#### Written task:
Select the lines that hold the word "name" and copy each one.

* START Records supplied *

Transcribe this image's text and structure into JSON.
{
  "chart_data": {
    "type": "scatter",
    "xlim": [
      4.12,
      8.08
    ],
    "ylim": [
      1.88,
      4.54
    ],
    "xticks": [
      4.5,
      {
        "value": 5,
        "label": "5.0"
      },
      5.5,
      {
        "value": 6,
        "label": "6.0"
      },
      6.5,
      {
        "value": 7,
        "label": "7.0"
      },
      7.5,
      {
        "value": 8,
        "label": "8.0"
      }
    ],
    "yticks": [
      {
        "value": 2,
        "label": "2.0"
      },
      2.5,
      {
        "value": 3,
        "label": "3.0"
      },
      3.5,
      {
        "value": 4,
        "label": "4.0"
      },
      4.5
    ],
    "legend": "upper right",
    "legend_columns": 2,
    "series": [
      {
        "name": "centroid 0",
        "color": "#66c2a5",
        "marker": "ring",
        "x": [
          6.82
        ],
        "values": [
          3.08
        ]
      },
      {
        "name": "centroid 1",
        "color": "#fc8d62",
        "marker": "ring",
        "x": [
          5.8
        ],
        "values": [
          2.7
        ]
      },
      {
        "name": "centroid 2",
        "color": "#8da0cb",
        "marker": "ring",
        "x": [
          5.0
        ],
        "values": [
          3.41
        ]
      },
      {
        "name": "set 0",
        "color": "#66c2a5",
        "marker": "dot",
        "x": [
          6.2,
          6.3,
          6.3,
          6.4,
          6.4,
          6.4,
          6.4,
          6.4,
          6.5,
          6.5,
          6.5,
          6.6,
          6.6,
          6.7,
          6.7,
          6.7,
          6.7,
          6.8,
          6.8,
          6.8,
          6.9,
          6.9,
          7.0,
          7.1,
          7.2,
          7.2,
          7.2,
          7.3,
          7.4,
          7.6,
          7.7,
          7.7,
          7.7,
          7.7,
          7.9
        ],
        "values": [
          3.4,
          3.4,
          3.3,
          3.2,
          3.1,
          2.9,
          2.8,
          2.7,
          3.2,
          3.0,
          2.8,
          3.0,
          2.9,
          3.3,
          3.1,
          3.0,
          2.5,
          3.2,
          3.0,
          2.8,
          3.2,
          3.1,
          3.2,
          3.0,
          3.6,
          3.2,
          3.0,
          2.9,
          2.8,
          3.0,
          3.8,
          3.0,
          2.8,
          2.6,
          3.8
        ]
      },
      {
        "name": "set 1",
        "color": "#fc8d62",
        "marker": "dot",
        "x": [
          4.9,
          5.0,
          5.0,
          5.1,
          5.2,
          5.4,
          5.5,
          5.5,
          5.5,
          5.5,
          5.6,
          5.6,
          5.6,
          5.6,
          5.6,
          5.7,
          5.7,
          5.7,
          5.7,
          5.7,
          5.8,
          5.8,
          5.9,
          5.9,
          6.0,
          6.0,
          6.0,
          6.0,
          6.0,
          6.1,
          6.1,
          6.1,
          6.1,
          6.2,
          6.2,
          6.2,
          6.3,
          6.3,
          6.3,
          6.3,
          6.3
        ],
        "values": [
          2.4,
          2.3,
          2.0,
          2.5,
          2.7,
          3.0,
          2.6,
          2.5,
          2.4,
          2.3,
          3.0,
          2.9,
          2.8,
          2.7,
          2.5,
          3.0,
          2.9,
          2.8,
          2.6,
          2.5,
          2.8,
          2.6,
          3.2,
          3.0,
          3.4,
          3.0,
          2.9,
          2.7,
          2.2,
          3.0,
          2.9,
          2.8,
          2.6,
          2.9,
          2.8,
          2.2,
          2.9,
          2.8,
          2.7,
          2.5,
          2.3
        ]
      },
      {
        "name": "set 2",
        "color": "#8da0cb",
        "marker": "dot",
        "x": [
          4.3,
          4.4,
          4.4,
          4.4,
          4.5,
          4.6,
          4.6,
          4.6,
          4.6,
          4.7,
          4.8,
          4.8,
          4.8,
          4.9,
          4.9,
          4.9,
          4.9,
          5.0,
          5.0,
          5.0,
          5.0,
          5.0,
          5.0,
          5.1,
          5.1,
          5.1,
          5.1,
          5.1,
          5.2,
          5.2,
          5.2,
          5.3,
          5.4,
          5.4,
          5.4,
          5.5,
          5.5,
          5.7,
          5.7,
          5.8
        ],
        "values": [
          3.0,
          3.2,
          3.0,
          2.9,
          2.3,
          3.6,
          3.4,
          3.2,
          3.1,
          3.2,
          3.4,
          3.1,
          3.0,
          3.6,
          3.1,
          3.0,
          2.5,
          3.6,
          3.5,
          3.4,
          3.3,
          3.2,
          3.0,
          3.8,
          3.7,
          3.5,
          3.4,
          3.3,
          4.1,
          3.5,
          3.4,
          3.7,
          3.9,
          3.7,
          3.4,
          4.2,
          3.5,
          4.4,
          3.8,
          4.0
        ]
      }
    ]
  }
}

* END Records supplied *

#### Correct output:
        "name": "centroid 0",
        "name": "centroid 1",
        "name": "centroid 2",
        "name": "set 0",
        "name": "set 1",
        "name": "set 2",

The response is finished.